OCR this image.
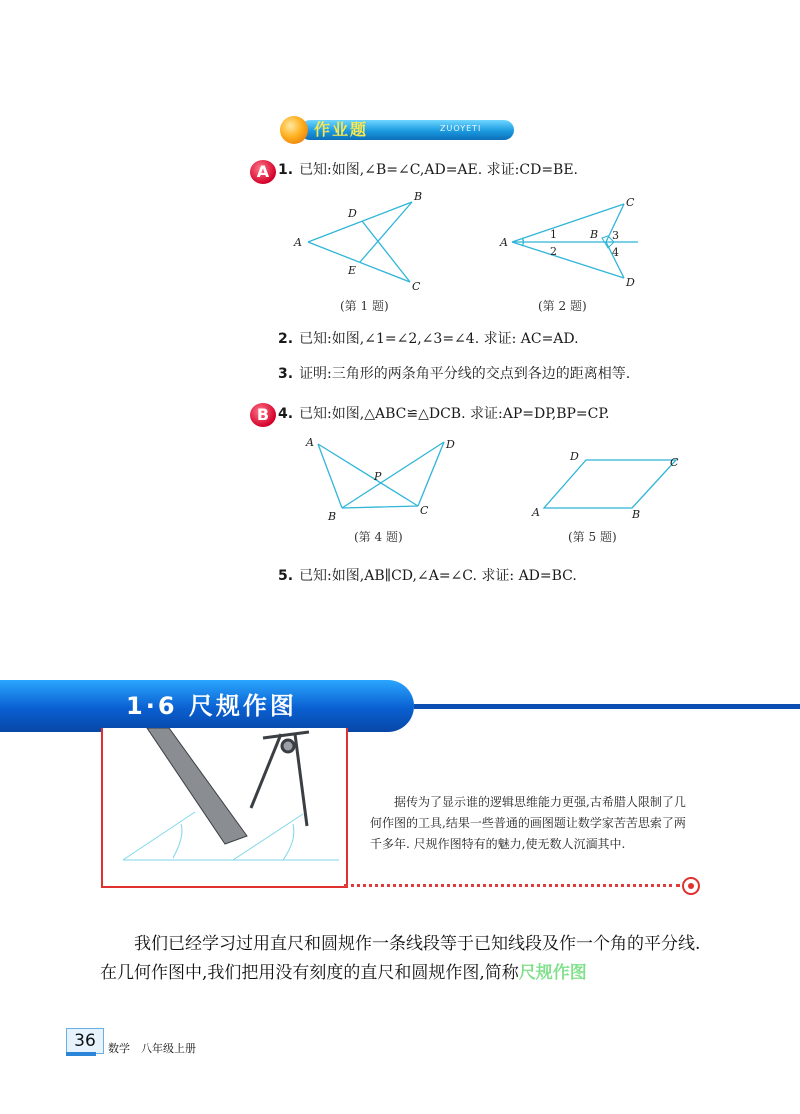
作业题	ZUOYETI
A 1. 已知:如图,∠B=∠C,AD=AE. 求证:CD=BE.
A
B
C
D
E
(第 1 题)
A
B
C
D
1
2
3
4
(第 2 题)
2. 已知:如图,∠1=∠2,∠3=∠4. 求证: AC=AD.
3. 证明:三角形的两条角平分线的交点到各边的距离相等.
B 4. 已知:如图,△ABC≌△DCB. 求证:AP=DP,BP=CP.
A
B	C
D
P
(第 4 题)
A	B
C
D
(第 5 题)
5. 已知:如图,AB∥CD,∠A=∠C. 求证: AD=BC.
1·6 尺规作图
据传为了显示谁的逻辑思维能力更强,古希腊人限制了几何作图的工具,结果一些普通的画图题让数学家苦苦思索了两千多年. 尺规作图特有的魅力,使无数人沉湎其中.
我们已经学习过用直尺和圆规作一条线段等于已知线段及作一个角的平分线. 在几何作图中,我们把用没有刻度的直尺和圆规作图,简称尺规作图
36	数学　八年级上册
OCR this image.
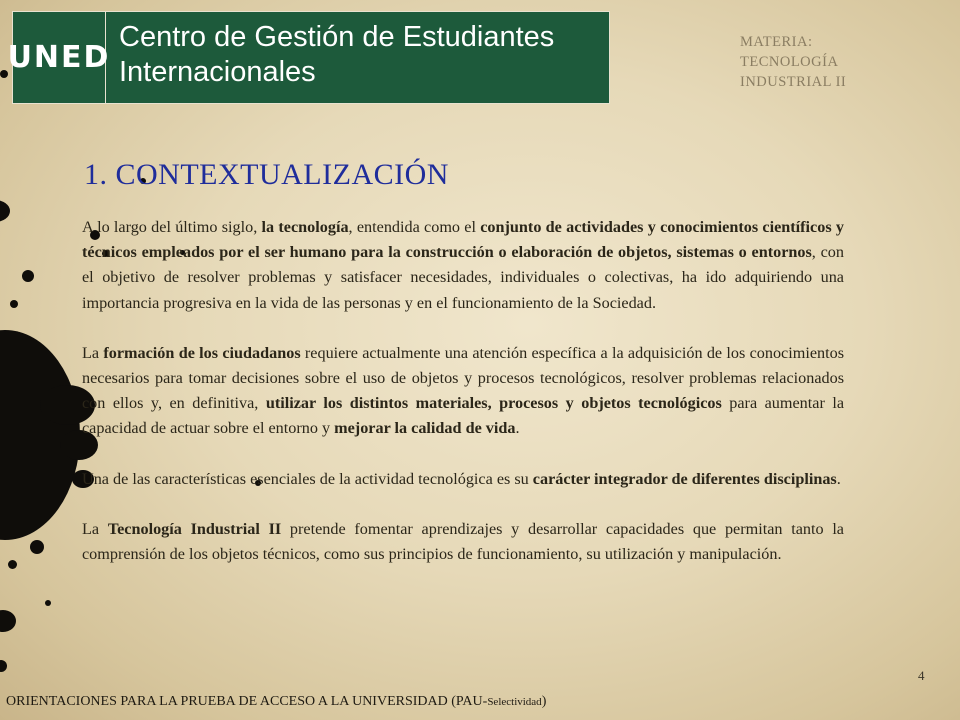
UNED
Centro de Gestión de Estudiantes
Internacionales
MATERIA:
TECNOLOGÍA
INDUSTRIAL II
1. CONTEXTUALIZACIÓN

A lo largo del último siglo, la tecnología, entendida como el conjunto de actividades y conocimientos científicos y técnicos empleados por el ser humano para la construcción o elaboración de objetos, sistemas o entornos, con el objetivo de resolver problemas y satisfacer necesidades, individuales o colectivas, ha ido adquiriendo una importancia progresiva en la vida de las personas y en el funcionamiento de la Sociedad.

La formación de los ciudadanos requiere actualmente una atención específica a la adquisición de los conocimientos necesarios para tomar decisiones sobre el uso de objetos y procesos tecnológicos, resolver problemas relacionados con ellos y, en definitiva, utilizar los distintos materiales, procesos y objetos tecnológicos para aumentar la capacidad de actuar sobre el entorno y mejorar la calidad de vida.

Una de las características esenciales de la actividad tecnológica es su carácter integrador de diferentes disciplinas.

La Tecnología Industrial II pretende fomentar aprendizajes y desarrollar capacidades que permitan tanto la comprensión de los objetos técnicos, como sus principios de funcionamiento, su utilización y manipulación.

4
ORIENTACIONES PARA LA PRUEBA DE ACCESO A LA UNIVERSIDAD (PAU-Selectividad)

● **WHAT YOU NEED TO DO**
Pictures don't belong in the copy. Restate all the entries exactly.

● **FULL ANSWER**
OCR this image.
作业题	ZUOYETI
A 1. 已知:如图,∠B=∠C,AD=AE. 求证:CD=BE.
A
B
C
D
E
(第 1 题)
A
B
C
D
1
2
3
4
(第 2 题)
2. 已知:如图,∠1=∠2,∠3=∠4. 求证: AC=AD.
3. 证明:三角形的两条角平分线的交点到各边的距离相等.
B 4. 已知:如图,△ABC≌△DCB. 求证:AP=DP,BP=CP.
A
B	C
D
P
(第 4 题)
A	B
C
D
(第 5 题)
5. 已知:如图,AB∥CD,∠A=∠C. 求证: AD=BC.
1·6 尺规作图
据传为了显示谁的逻辑思维能力更强,古希腊人限制了几何作图的工具,结果一些普通的画图题让数学家苦苦思索了两千多年. 尺规作图特有的魅力,使无数人沉湎其中.
我们已经学习过用直尺和圆规作一条线段等于已知线段及作一个角的平分线. 在几何作图中,我们把用没有刻度的直尺和圆规作图,简称尺规作图
36	数学　八年级上册
OCR this image.
UNED
Centro de Gestión de Estudiantes
Internacionales
MATERIA:
TECNOLOGÍA
INDUSTRIAL II
1. CONTEXTUALIZACIÓN

A lo largo del último siglo, la tecnología, entendida como el conjunto de actividades y conocimientos científicos y técnicos empleados por el ser humano para la construcción o elaboración de objetos, sistemas o entornos, con el objetivo de resolver problemas y satisfacer necesidades, individuales o colectivas, ha ido adquiriendo una importancia progresiva en la vida de las personas y en el funcionamiento de la Sociedad.

La formación de los ciudadanos requiere actualmente una atención específica a la adquisición de los conocimientos necesarios para tomar decisiones sobre el uso de objetos y procesos tecnológicos, resolver problemas relacionados con ellos y, en definitiva, utilizar los distintos materiales, procesos y objetos tecnológicos para aumentar la capacidad de actuar sobre el entorno y mejorar la calidad de vida.

Una de las características esenciales de la actividad tecnológica es su carácter integrador de diferentes disciplinas.

La Tecnología Industrial II pretende fomentar aprendizajes y desarrollar capacidades que permitan tanto la comprensión de los objetos técnicos, como sus principios de funcionamiento, su utilización y manipulación.

4
ORIENTACIONES PARA LA PRUEBA DE ACCESO A LA UNIVERSIDAD (PAU-Selectividad)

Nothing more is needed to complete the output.